> **Goal**
Repeat each entry as written and leave the images out of the copy.

===== Data extract

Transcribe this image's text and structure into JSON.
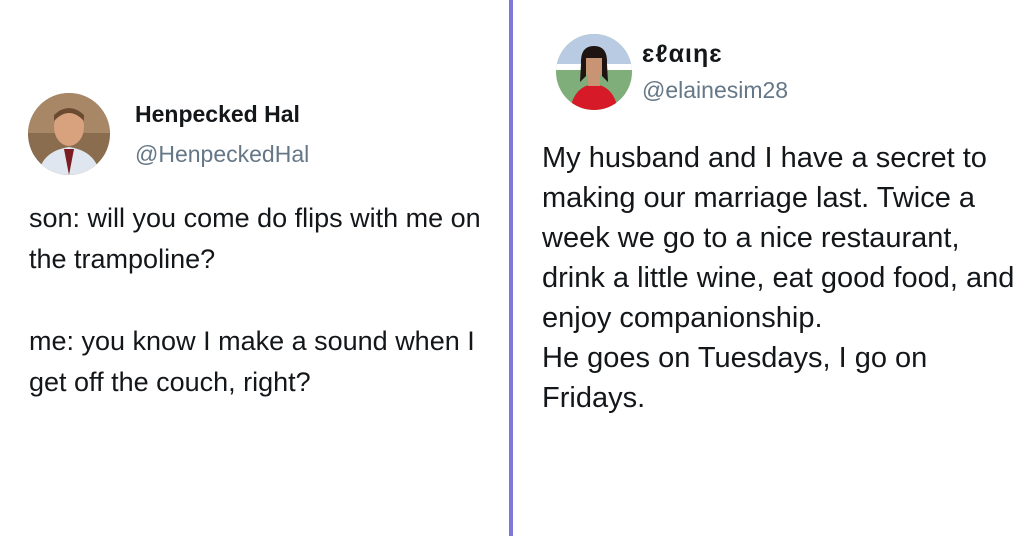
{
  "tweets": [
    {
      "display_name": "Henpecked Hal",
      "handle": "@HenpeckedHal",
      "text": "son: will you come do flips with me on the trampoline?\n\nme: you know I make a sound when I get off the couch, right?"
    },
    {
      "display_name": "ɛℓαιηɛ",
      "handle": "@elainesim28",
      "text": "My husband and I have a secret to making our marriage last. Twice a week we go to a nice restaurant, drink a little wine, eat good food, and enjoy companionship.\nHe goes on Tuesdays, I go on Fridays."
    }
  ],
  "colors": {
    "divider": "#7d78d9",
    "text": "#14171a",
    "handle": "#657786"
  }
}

==========

> **Full response**
Transcribe this image's text and structure into JSON.
{
  "tweets": [
    {
      "display_name": "Henpecked Hal",
      "handle": "@HenpeckedHal",
      "text": "son: will you come do flips with me on the trampoline?\n\nme: you know I make a sound when I get off the couch, right?"
    },
    {
      "display_name": "ɛℓαιηɛ",
      "handle": "@elainesim28",
      "text": "My husband and I have a secret to making our marriage last. Twice a week we go to a nice restaurant, drink a little wine, eat good food, and enjoy companionship.\nHe goes on Tuesdays, I go on Fridays."
    }
  ],
  "colors": {
    "divider": "#7d78d9",
    "text": "#14171a",
    "handle": "#657786"
  }
}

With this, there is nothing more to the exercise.